Exercise description — Without omitting anything, retype the data that follows.

Extracted entries —
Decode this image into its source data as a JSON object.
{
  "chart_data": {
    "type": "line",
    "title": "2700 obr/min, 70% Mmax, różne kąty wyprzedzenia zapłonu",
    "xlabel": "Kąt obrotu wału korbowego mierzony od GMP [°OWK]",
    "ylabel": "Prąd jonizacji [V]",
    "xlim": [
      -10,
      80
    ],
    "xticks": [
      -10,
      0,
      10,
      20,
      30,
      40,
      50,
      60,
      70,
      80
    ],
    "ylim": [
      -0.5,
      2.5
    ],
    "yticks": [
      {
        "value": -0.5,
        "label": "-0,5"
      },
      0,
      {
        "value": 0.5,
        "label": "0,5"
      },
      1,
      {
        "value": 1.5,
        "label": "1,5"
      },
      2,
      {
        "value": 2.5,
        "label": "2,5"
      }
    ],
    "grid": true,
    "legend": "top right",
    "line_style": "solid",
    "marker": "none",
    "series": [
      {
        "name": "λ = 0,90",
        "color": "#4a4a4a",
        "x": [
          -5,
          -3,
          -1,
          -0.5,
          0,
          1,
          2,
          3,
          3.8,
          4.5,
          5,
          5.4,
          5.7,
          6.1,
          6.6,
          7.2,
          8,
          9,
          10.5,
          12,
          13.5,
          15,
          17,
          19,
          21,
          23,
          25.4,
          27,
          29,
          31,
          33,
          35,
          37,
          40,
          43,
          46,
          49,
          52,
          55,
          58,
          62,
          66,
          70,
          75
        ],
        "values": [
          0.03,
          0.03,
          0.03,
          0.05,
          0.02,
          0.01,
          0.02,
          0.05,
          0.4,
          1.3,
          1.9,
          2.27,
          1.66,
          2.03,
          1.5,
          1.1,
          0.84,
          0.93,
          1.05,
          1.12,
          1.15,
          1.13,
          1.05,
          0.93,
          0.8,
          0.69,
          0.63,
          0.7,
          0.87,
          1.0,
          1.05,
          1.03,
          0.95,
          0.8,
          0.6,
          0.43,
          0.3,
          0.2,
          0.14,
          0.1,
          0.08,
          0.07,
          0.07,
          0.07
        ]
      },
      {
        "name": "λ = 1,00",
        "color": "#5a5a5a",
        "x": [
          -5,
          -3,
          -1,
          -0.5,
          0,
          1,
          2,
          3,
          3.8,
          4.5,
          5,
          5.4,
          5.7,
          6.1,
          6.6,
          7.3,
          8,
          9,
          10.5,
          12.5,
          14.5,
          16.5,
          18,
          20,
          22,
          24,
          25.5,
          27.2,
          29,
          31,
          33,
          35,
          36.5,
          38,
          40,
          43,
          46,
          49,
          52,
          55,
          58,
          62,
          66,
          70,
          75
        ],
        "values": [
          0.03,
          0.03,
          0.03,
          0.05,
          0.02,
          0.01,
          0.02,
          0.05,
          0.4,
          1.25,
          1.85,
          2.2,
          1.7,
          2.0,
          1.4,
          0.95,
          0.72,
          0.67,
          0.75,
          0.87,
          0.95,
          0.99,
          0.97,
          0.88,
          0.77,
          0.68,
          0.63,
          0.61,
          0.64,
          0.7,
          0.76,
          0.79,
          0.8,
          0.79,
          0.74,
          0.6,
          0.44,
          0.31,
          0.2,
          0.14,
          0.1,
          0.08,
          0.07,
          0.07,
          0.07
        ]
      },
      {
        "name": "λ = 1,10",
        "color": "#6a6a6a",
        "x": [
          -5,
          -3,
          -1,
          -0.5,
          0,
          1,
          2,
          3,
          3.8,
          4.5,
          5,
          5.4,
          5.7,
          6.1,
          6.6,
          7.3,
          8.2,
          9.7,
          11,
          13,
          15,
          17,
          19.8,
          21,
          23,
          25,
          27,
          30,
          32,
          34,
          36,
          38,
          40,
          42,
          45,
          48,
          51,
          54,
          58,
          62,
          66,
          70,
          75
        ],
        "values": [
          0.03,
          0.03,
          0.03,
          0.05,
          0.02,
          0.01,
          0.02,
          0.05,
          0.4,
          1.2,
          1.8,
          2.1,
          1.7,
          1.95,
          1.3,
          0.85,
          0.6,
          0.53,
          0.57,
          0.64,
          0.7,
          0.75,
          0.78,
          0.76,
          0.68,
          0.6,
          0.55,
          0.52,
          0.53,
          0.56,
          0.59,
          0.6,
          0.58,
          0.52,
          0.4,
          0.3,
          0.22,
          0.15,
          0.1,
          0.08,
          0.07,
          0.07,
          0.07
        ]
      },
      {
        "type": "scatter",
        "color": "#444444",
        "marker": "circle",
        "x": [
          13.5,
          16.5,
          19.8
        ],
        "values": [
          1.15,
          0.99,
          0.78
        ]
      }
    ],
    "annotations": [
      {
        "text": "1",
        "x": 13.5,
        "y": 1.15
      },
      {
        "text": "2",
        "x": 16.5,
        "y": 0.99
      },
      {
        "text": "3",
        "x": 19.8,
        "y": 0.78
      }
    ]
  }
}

Written reply —
Decode this image into its source data as a JSON object.
{
  "chart_data": {
    "type": "line",
    "title": "2700 obr/min, 70% Mmax, różne kąty wyprzedzenia zapłonu",
    "xlabel": "Kąt obrotu wału korbowego mierzony od GMP [°OWK]",
    "ylabel": "Prąd jonizacji [V]",
    "xlim": [
      -10,
      80
    ],
    "xticks": [
      -10,
      0,
      10,
      20,
      30,
      40,
      50,
      60,
      70,
      80
    ],
    "ylim": [
      -0.5,
      2.5
    ],
    "yticks": [
      {
        "value": -0.5,
        "label": "-0,5"
      },
      0,
      {
        "value": 0.5,
        "label": "0,5"
      },
      1,
      {
        "value": 1.5,
        "label": "1,5"
      },
      2,
      {
        "value": 2.5,
        "label": "2,5"
      }
    ],
    "grid": true,
    "legend": "top right",
    "line_style": "solid",
    "marker": "none",
    "series": [
      {
        "name": "λ = 0,90",
        "color": "#4a4a4a",
        "x": [
          -5,
          -3,
          -1,
          -0.5,
          0,
          1,
          2,
          3,
          3.8,
          4.5,
          5,
          5.4,
          5.7,
          6.1,
          6.6,
          7.2,
          8,
          9,
          10.5,
          12,
          13.5,
          15,
          17,
          19,
          21,
          23,
          25.4,
          27,
          29,
          31,
          33,
          35,
          37,
          40,
          43,
          46,
          49,
          52,
          55,
          58,
          62,
          66,
          70,
          75
        ],
        "values": [
          0.03,
          0.03,
          0.03,
          0.05,
          0.02,
          0.01,
          0.02,
          0.05,
          0.4,
          1.3,
          1.9,
          2.27,
          1.66,
          2.03,
          1.5,
          1.1,
          0.84,
          0.93,
          1.05,
          1.12,
          1.15,
          1.13,
          1.05,
          0.93,
          0.8,
          0.69,
          0.63,
          0.7,
          0.87,
          1.0,
          1.05,
          1.03,
          0.95,
          0.8,
          0.6,
          0.43,
          0.3,
          0.2,
          0.14,
          0.1,
          0.08,
          0.07,
          0.07,
          0.07
        ]
      },
      {
        "name": "λ = 1,00",
        "color": "#5a5a5a",
        "x": [
          -5,
          -3,
          -1,
          -0.5,
          0,
          1,
          2,
          3,
          3.8,
          4.5,
          5,
          5.4,
          5.7,
          6.1,
          6.6,
          7.3,
          8,
          9,
          10.5,
          12.5,
          14.5,
          16.5,
          18,
          20,
          22,
          24,
          25.5,
          27.2,
          29,
          31,
          33,
          35,
          36.5,
          38,
          40,
          43,
          46,
          49,
          52,
          55,
          58,
          62,
          66,
          70,
          75
        ],
        "values": [
          0.03,
          0.03,
          0.03,
          0.05,
          0.02,
          0.01,
          0.02,
          0.05,
          0.4,
          1.25,
          1.85,
          2.2,
          1.7,
          2.0,
          1.4,
          0.95,
          0.72,
          0.67,
          0.75,
          0.87,
          0.95,
          0.99,
          0.97,
          0.88,
          0.77,
          0.68,
          0.63,
          0.61,
          0.64,
          0.7,
          0.76,
          0.79,
          0.8,
          0.79,
          0.74,
          0.6,
          0.44,
          0.31,
          0.2,
          0.14,
          0.1,
          0.08,
          0.07,
          0.07,
          0.07
        ]
      },
      {
        "name": "λ = 1,10",
        "color": "#6a6a6a",
        "x": [
          -5,
          -3,
          -1,
          -0.5,
          0,
          1,
          2,
          3,
          3.8,
          4.5,
          5,
          5.4,
          5.7,
          6.1,
          6.6,
          7.3,
          8.2,
          9.7,
          11,
          13,
          15,
          17,
          19.8,
          21,
          23,
          25,
          27,
          30,
          32,
          34,
          36,
          38,
          40,
          42,
          45,
          48,
          51,
          54,
          58,
          62,
          66,
          70,
          75
        ],
        "values": [
          0.03,
          0.03,
          0.03,
          0.05,
          0.02,
          0.01,
          0.02,
          0.05,
          0.4,
          1.2,
          1.8,
          2.1,
          1.7,
          1.95,
          1.3,
          0.85,
          0.6,
          0.53,
          0.57,
          0.64,
          0.7,
          0.75,
          0.78,
          0.76,
          0.68,
          0.6,
          0.55,
          0.52,
          0.53,
          0.56,
          0.59,
          0.6,
          0.58,
          0.52,
          0.4,
          0.3,
          0.22,
          0.15,
          0.1,
          0.08,
          0.07,
          0.07,
          0.07
        ]
      },
      {
        "type": "scatter",
        "color": "#444444",
        "marker": "circle",
        "x": [
          13.5,
          16.5,
          19.8
        ],
        "values": [
          1.15,
          0.99,
          0.78
        ]
      }
    ],
    "annotations": [
      {
        "text": "1",
        "x": 13.5,
        "y": 1.15
      },
      {
        "text": "2",
        "x": 16.5,
        "y": 0.99
      },
      {
        "text": "3",
        "x": 19.8,
        "y": 0.78
      }
    ]
  }
}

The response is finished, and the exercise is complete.